* Task to carry out: State how many lines of the records contain the string "ylabel". Give the number alone.
***** Data *****
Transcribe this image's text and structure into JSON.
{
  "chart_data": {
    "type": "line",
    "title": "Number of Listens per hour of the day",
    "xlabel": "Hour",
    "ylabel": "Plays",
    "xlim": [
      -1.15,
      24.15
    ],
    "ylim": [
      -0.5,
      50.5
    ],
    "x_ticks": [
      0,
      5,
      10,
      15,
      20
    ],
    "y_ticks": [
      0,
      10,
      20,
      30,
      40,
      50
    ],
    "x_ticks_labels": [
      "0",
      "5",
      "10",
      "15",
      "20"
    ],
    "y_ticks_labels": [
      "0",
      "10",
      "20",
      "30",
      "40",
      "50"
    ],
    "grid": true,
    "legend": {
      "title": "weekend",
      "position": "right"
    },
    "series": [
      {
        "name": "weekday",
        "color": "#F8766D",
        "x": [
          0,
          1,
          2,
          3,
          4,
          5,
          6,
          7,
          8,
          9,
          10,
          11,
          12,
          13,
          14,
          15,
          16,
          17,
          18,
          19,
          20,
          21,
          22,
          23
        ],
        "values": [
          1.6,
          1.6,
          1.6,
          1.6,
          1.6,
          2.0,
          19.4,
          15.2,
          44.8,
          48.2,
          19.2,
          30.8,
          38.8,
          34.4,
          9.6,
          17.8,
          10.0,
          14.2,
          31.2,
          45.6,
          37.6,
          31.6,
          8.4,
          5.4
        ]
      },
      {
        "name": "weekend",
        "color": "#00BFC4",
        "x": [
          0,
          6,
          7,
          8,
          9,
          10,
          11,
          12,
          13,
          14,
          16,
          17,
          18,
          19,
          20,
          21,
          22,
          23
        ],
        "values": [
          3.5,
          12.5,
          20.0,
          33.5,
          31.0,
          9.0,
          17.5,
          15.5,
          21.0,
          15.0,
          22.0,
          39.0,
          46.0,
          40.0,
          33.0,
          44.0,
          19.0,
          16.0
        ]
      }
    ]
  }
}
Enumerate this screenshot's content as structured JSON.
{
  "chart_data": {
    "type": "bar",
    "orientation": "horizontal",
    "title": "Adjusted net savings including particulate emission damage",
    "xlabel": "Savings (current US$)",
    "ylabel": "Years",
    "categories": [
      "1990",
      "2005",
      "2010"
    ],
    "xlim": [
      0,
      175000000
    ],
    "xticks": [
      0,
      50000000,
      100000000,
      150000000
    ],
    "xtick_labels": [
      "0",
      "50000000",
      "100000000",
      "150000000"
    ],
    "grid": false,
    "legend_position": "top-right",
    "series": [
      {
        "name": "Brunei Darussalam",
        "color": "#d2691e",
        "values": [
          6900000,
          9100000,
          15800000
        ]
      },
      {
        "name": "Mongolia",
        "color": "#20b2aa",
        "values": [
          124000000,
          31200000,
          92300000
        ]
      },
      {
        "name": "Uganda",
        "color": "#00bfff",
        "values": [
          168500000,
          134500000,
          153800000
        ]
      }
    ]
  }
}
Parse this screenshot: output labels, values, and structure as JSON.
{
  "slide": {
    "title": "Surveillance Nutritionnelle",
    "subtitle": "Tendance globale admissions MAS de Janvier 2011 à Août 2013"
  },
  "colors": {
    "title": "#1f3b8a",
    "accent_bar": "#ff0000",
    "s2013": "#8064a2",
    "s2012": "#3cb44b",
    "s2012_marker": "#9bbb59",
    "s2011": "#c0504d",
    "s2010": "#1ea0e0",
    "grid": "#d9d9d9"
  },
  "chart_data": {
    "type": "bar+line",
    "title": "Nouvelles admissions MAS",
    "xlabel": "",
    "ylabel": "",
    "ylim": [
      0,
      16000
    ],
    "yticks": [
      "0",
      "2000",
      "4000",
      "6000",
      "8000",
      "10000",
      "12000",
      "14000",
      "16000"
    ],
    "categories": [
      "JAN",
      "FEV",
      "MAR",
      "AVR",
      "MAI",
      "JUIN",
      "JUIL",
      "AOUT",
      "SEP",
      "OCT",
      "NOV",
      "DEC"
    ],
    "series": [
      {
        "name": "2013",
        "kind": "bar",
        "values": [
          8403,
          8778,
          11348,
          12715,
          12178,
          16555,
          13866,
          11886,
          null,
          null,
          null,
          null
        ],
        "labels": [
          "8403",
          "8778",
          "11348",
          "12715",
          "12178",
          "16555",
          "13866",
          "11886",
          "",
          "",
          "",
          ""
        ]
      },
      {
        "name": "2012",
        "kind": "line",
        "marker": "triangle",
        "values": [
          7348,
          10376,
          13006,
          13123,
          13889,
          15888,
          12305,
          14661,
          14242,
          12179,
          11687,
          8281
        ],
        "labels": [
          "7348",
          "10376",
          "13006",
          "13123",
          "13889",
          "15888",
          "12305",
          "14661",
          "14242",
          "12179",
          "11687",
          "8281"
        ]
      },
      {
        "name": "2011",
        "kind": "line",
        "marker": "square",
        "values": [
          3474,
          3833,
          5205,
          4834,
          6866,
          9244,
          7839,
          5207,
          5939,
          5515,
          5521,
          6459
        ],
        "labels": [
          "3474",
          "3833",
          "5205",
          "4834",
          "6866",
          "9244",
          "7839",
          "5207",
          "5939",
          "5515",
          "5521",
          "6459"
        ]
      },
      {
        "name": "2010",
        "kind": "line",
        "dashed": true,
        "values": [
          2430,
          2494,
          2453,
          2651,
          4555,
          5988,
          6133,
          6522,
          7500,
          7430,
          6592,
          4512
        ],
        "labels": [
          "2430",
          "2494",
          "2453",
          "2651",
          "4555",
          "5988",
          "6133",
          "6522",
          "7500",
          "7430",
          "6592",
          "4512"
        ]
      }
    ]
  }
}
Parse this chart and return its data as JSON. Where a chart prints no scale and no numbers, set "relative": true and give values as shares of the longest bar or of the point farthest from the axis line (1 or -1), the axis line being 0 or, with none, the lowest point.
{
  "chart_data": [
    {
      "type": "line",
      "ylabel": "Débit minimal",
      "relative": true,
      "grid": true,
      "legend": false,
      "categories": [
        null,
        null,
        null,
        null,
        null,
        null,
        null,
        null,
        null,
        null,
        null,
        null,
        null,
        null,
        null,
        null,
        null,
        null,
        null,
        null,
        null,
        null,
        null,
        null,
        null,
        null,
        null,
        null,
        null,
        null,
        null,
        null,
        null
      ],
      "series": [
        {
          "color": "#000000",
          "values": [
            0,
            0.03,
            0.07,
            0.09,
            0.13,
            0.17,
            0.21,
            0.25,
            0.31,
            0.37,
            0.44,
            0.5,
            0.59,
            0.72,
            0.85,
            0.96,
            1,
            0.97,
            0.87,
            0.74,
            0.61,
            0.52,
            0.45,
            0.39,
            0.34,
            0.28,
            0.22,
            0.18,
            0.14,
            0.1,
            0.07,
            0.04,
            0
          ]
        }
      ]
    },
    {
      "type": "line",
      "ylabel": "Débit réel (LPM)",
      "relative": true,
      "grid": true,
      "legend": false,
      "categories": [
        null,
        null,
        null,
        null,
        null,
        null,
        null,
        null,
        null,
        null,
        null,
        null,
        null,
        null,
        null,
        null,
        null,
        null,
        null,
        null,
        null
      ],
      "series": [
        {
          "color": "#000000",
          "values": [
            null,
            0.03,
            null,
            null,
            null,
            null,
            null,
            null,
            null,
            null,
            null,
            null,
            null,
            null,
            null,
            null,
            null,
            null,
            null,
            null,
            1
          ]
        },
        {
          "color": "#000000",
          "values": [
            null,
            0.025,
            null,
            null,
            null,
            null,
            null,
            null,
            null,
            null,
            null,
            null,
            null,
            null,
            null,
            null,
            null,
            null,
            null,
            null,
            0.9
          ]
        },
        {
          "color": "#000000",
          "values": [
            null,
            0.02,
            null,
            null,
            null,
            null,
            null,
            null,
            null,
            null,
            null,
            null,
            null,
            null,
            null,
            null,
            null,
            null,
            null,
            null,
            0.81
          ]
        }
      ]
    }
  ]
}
*****
* Solution to the problem: 5